[Excerpts from a figure dataset]
——————
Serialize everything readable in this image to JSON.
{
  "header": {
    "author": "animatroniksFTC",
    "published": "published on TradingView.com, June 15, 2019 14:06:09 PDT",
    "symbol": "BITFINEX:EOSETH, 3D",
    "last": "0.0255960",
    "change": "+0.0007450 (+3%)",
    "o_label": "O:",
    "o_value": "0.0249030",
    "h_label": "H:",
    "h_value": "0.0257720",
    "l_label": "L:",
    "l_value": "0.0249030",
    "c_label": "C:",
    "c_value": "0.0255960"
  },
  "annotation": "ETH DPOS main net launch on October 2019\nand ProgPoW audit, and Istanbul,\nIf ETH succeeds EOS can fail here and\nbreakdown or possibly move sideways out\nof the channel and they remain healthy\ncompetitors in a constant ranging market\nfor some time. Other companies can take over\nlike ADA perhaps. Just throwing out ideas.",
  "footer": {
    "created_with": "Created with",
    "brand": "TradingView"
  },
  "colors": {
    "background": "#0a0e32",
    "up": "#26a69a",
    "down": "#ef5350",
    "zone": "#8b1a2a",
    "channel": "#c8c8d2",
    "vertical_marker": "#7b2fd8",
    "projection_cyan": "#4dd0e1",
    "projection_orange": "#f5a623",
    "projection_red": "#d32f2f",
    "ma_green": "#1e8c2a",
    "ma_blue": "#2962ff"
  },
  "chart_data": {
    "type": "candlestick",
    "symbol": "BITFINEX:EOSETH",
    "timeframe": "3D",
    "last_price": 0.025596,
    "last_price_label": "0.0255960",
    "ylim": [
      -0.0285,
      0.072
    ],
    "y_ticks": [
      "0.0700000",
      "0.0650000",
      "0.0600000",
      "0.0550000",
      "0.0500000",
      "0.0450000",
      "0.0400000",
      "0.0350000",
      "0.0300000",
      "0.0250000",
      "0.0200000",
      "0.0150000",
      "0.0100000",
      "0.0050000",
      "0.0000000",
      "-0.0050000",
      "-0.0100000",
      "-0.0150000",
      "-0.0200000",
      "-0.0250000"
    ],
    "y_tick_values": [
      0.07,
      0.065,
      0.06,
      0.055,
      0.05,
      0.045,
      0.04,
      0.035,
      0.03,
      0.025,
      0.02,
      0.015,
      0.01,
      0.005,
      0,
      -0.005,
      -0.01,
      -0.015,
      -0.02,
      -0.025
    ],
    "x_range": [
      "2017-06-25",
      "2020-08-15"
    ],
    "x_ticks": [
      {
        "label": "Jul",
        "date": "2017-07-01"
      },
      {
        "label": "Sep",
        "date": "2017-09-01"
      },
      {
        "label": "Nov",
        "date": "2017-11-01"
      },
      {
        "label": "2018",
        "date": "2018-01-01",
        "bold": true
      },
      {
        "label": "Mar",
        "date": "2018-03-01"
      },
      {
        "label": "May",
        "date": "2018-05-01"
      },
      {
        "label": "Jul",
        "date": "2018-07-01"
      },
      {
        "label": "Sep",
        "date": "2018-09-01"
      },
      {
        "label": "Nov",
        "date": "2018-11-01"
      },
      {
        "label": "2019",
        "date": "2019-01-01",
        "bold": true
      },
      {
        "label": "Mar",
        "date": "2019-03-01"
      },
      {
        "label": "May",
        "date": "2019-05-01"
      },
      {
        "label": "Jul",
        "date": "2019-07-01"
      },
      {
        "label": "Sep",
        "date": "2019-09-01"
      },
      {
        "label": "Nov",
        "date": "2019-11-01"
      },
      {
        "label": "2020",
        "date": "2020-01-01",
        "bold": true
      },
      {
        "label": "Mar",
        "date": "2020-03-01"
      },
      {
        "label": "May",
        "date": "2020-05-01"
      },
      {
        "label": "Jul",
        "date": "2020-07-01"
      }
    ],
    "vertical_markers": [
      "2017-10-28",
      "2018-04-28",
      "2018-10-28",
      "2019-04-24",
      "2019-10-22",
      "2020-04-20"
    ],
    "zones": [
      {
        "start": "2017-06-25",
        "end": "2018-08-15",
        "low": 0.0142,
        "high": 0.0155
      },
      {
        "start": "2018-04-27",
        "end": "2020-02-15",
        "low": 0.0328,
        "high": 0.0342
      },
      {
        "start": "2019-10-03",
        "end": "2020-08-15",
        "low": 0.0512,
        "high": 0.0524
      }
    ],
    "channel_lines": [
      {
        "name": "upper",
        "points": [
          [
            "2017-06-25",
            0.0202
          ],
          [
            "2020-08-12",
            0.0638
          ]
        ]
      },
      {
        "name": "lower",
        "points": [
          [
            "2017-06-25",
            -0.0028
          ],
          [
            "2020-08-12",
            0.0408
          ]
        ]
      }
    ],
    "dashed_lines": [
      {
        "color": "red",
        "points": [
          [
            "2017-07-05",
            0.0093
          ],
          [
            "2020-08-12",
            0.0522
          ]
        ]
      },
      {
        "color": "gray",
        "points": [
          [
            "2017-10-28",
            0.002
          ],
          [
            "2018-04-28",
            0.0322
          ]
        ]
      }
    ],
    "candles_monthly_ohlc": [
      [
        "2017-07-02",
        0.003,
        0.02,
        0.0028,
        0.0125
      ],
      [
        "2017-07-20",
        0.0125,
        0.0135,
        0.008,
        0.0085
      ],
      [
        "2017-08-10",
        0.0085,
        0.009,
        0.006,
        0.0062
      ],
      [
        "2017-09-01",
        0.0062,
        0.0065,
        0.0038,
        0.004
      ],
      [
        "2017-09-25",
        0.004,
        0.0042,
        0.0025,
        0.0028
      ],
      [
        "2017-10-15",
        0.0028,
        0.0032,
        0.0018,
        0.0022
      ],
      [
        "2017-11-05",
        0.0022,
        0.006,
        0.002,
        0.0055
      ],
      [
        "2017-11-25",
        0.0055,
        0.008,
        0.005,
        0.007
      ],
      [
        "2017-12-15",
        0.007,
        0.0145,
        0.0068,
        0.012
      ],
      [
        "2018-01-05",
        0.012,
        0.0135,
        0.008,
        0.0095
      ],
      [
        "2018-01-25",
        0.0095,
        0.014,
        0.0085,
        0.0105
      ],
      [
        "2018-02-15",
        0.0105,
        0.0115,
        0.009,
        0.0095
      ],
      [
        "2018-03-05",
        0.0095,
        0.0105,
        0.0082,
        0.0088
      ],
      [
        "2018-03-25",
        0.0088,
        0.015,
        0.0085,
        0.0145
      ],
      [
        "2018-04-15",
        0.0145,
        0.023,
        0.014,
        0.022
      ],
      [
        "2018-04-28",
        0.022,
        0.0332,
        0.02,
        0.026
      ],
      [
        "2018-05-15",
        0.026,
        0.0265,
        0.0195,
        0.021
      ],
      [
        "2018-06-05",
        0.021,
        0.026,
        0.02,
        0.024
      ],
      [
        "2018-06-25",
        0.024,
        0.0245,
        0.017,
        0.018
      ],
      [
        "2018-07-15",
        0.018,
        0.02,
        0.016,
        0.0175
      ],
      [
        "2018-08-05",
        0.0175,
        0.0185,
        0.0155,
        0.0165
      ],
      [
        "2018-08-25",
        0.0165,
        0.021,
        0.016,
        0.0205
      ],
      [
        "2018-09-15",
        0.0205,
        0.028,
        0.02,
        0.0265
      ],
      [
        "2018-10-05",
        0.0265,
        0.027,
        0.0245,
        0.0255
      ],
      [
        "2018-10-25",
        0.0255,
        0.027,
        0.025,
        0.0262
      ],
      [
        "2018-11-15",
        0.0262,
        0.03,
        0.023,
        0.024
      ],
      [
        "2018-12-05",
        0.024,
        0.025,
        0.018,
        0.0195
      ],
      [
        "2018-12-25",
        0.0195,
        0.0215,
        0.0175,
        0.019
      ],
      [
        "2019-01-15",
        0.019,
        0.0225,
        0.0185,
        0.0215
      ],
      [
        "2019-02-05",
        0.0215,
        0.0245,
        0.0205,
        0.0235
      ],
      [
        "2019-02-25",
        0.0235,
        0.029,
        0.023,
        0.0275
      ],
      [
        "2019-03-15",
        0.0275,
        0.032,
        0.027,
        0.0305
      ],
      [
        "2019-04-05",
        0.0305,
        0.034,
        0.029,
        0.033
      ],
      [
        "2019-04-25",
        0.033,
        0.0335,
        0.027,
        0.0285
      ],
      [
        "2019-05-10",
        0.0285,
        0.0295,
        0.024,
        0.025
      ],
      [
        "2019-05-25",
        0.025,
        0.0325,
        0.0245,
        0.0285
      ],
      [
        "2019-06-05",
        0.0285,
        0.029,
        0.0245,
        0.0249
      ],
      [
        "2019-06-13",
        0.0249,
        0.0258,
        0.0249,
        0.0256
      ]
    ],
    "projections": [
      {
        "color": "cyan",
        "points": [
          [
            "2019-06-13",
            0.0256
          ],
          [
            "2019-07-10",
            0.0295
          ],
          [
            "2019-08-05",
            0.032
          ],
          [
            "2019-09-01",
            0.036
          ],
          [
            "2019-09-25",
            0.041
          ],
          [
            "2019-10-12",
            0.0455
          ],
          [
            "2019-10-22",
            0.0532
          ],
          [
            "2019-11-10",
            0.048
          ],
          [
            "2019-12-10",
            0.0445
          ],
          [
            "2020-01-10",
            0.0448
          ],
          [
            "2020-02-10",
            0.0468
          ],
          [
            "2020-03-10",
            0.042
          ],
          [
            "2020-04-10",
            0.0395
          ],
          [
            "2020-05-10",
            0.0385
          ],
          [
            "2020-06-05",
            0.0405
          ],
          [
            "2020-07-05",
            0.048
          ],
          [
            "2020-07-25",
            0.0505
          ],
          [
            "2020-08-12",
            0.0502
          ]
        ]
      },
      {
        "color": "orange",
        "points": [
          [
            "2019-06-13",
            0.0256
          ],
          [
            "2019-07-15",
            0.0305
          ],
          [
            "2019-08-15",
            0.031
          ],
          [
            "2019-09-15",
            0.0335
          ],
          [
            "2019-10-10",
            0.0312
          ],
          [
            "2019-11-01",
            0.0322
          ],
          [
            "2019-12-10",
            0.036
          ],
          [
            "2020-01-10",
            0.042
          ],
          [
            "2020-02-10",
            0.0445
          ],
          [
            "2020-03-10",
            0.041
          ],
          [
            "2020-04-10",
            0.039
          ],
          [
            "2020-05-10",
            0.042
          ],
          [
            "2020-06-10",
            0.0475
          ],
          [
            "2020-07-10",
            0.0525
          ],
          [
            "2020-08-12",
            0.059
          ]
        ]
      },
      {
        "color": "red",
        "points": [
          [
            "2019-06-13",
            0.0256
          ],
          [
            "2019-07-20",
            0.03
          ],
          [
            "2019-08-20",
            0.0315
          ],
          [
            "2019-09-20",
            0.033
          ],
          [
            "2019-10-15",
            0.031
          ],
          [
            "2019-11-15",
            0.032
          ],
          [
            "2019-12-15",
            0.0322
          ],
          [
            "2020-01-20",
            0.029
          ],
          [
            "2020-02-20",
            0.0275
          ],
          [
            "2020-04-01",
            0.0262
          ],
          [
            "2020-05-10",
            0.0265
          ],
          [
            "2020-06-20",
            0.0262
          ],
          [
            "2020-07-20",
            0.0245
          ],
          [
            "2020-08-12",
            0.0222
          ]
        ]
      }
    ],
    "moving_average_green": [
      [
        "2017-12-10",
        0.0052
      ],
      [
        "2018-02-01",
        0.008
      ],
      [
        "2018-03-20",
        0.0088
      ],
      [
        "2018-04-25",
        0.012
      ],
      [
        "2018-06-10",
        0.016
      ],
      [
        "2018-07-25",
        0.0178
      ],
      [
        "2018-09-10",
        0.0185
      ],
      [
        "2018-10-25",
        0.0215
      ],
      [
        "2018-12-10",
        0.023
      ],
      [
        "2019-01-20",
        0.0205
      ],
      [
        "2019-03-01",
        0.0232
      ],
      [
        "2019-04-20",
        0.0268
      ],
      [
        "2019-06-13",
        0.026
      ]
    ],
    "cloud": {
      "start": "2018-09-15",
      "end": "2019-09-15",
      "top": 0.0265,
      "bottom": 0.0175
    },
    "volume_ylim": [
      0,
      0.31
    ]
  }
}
——————
▶ _What to do_: Report how many lines of the preceding records include "symbol". Output the number only.

▶ _Complete answer_: 2